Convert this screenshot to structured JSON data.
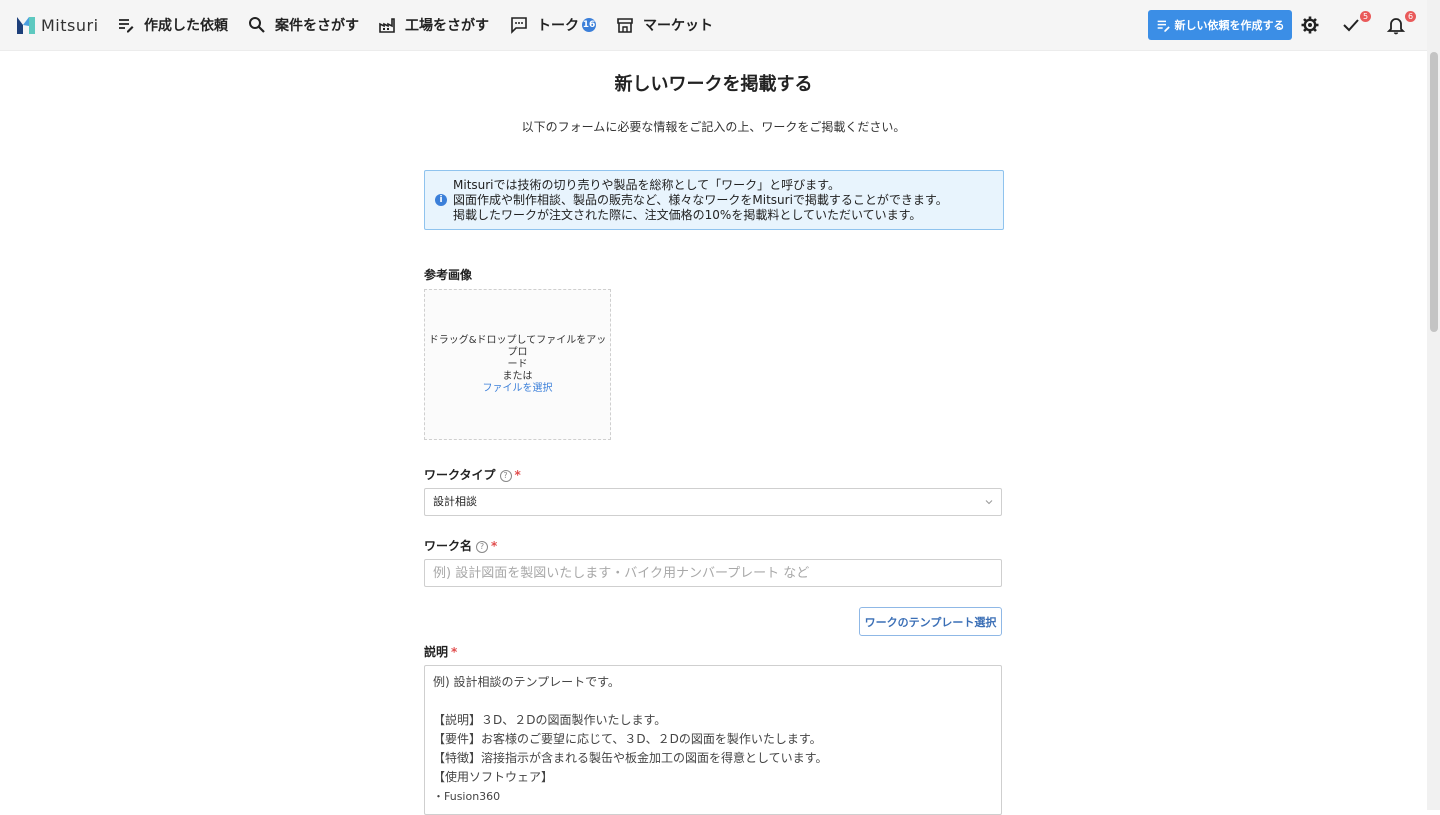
{
  "brand": {
    "name": "Mitsuri"
  },
  "nav": {
    "items": [
      {
        "label": "作成した依頼",
        "icon": "list-edit-icon"
      },
      {
        "label": "案件をさがす",
        "icon": "search-icon"
      },
      {
        "label": "工場をさがす",
        "icon": "factory-icon"
      },
      {
        "label": "トーク",
        "icon": "chat-icon",
        "badge": "16"
      },
      {
        "label": "マーケット",
        "icon": "store-icon"
      }
    ],
    "new_request_label": "新しい依頼を作成する",
    "tasks_count": "5",
    "notifications_count": "6"
  },
  "page": {
    "title": "新しいワークを掲載する",
    "subtitle": "以下のフォームに必要な情報をご記入の上、ワークをご掲載ください。"
  },
  "info": {
    "lines": [
      "Mitsuriでは技術の切り売りや製品を総称として「ワーク」と呼びます。",
      "図面作成や制作相談、製品の販売など、様々なワークをMitsuriで掲載することができます。",
      "掲載したワークが注文された際に、注文価格の10%を掲載料としていただいています。"
    ]
  },
  "form": {
    "image": {
      "label": "参考画像",
      "drop_text_1": "ドラッグ&ドロップしてファイルをアップロ",
      "drop_text_2": "ード",
      "or_text": "または",
      "select_link": "ファイルを選択"
    },
    "work_type": {
      "label": "ワークタイプ",
      "value": "設計相談"
    },
    "work_name": {
      "label": "ワーク名",
      "placeholder": "例) 設計図面を製図いたします・バイク用ナンバープレート など"
    },
    "template_button": "ワークのテンプレート選択",
    "description": {
      "label": "説明",
      "lines": [
        "例) 設計相談のテンプレートです。",
        "",
        "【説明】３D、２Dの図面製作いたします。",
        "【要件】お客様のご要望に応じて、３D、２Dの図面を製作いたします。",
        "【特徴】溶接指示が含まれる製缶や板金加工の図面を得意としています。",
        "【使用ソフトウェア】",
        "・Fusion360"
      ]
    },
    "required_mark": "*",
    "help_mark": "?"
  },
  "colors": {
    "accent": "#3b8ee6",
    "required": "#e14d4d",
    "info_bg": "#e8f4fd",
    "badge": "#e95a5a"
  }
}
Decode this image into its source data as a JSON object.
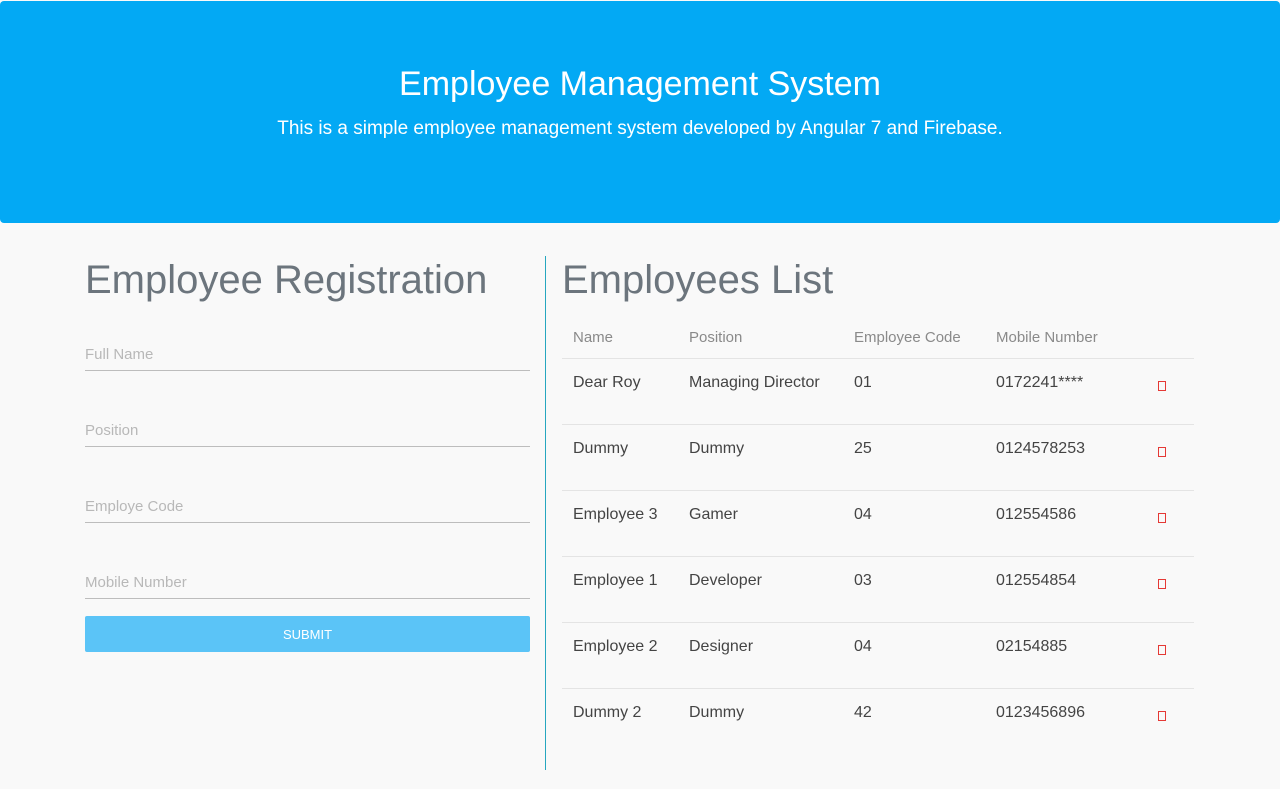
{
  "header": {
    "title": "Employee Management System",
    "subtitle": "This is a simple employee management system developed by Angular 7 and Firebase."
  },
  "registration": {
    "title": "Employee Registration",
    "fields": [
      {
        "name": "full-name",
        "placeholder": "Full Name",
        "value": ""
      },
      {
        "name": "position",
        "placeholder": "Position",
        "value": ""
      },
      {
        "name": "employee-code",
        "placeholder": "Employe Code",
        "value": ""
      },
      {
        "name": "mobile-number",
        "placeholder": "Mobile Number",
        "value": ""
      }
    ],
    "submit_label": "Submit"
  },
  "list": {
    "title": "Employees List",
    "columns": [
      "Name",
      "Position",
      "Employee Code",
      "Mobile Number"
    ],
    "rows": [
      {
        "name": "Dear Roy",
        "position": "Managing Director",
        "code": "01",
        "mobile": "0172241****"
      },
      {
        "name": "Dummy",
        "position": "Dummy",
        "code": "25",
        "mobile": "0124578253"
      },
      {
        "name": "Employee 3",
        "position": "Gamer",
        "code": "04",
        "mobile": "012554586"
      },
      {
        "name": "Employee 1",
        "position": "Developer",
        "code": "03",
        "mobile": "012554854"
      },
      {
        "name": "Employee 2",
        "position": "Designer",
        "code": "04",
        "mobile": "02154885"
      },
      {
        "name": "Dummy 2",
        "position": "Dummy",
        "code": "42",
        "mobile": "0123456896"
      }
    ],
    "row_action_icon": "delete-icon"
  },
  "colors": {
    "header_bg": "#03a9f4",
    "submit_bg": "#5bc4f7",
    "divider": "#26a7c0",
    "delete_icon": "#e53935"
  }
}
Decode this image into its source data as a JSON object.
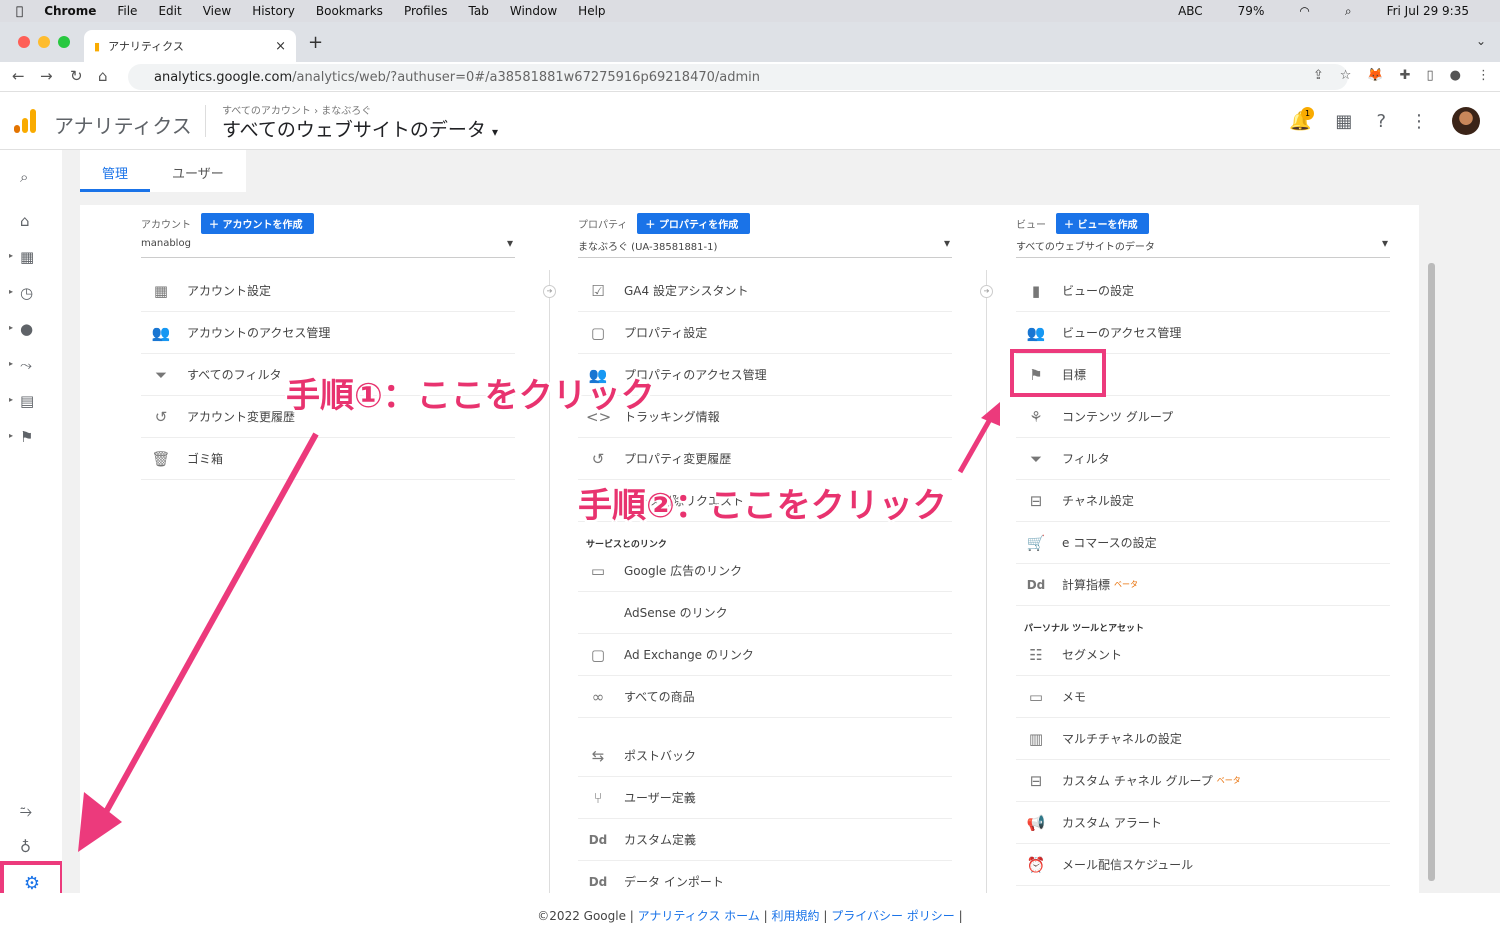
{
  "macmenu": {
    "app": "Chrome",
    "items": [
      "File",
      "Edit",
      "View",
      "History",
      "Bookmarks",
      "Profiles",
      "Tab",
      "Window",
      "Help"
    ],
    "input": "ABC",
    "battery": "79%",
    "clock": "Fri Jul 29  9:35"
  },
  "tab": {
    "title": "アナリティクス"
  },
  "url": {
    "host": "analytics.google.com",
    "path": "/analytics/web/?authuser=0#/a38581881w67275916p69218470/admin"
  },
  "header": {
    "product": "アナリティクス",
    "crumb1": "すべてのアカウント",
    "crumb_sep": "›",
    "crumb2": "まなぶろぐ",
    "view": "すべてのウェブサイトのデータ",
    "notif_count": "1"
  },
  "admin_tabs": [
    "管理",
    "ユーザー"
  ],
  "account": {
    "label": "アカウント",
    "create": "アカウントを作成",
    "selected": "manablog",
    "items": [
      {
        "icon": "▦",
        "label": "アカウント設定"
      },
      {
        "icon": "👥",
        "label": "アカウントのアクセス管理"
      },
      {
        "icon": "⏷",
        "label": "すべてのフィルタ"
      },
      {
        "icon": "↺",
        "label": "アカウント変更履歴"
      },
      {
        "icon": "🗑",
        "label": "ゴミ箱"
      }
    ]
  },
  "property": {
    "label": "プロパティ",
    "create": "プロパティを作成",
    "selected": "まなぶろぐ (UA-38581881-1)",
    "items": [
      {
        "icon": "☑",
        "label": "GA4 設定アシスタント"
      },
      {
        "icon": "▢",
        "label": "プロパティ設定"
      },
      {
        "icon": "👥",
        "label": "プロパティのアクセス管理"
      },
      {
        "icon": "<>",
        "label": "トラッキング情報"
      },
      {
        "icon": "↺",
        "label": "プロパティ変更履歴"
      },
      {
        "icon": "⇪",
        "label": "データ削除リクエスト"
      }
    ],
    "section": "サービスとのリンク",
    "items2": [
      {
        "icon": "▭",
        "label": "Google 広告のリンク"
      },
      {
        "icon": "",
        "label": "AdSense のリンク"
      },
      {
        "icon": "▢",
        "label": "Ad Exchange のリンク"
      },
      {
        "icon": "∞",
        "label": "すべての商品"
      }
    ],
    "items3": [
      {
        "icon": "⇆",
        "label": "ポストバック"
      },
      {
        "icon": "⑂",
        "label": "ユーザー定義"
      },
      {
        "icon": "Dd",
        "label": "カスタム定義"
      },
      {
        "icon": "Dd",
        "label": "データ インポート"
      }
    ]
  },
  "view": {
    "label": "ビュー",
    "create": "ビューを作成",
    "selected": "すべてのウェブサイトのデータ",
    "items": [
      {
        "icon": "▮",
        "label": "ビューの設定"
      },
      {
        "icon": "👥",
        "label": "ビューのアクセス管理"
      },
      {
        "icon": "⚑",
        "label": "目標"
      },
      {
        "icon": "⚘",
        "label": "コンテンツ グループ"
      },
      {
        "icon": "⏷",
        "label": "フィルタ"
      },
      {
        "icon": "⊟",
        "label": "チャネル設定"
      },
      {
        "icon": "🛒",
        "label": "e コマースの設定"
      },
      {
        "icon": "Dd",
        "label": "計算指標",
        "beta": "ベータ"
      }
    ],
    "section": "パーソナル ツールとアセット",
    "items2": [
      {
        "icon": "☷",
        "label": "セグメント"
      },
      {
        "icon": "▭",
        "label": "メモ"
      },
      {
        "icon": "▥",
        "label": "マルチチャネルの設定"
      },
      {
        "icon": "⊟",
        "label": "カスタム チャネル グループ",
        "beta": "ベータ"
      },
      {
        "icon": "📢",
        "label": "カスタム アラート"
      },
      {
        "icon": "⏰",
        "label": "メール配信スケジュール"
      }
    ]
  },
  "annotations": {
    "step1": "手順①：ここをクリック",
    "step2": "手順②：ここをクリック"
  },
  "footer": {
    "copyright": "©2022 Google",
    "sep": "|",
    "home": "アナリティクス ホーム",
    "terms": "利用規約",
    "privacy": "プライバシー ポリシー"
  },
  "colors": {
    "accent": "#1a73e8",
    "highlight": "#ec3a7c"
  }
}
-*-
■ Exercise details: Copy every single line of the material above that holds "section".

■ Exercise response:
    "section": "サービスとのリンク",
    "section": "パーソナル ツールとアセット",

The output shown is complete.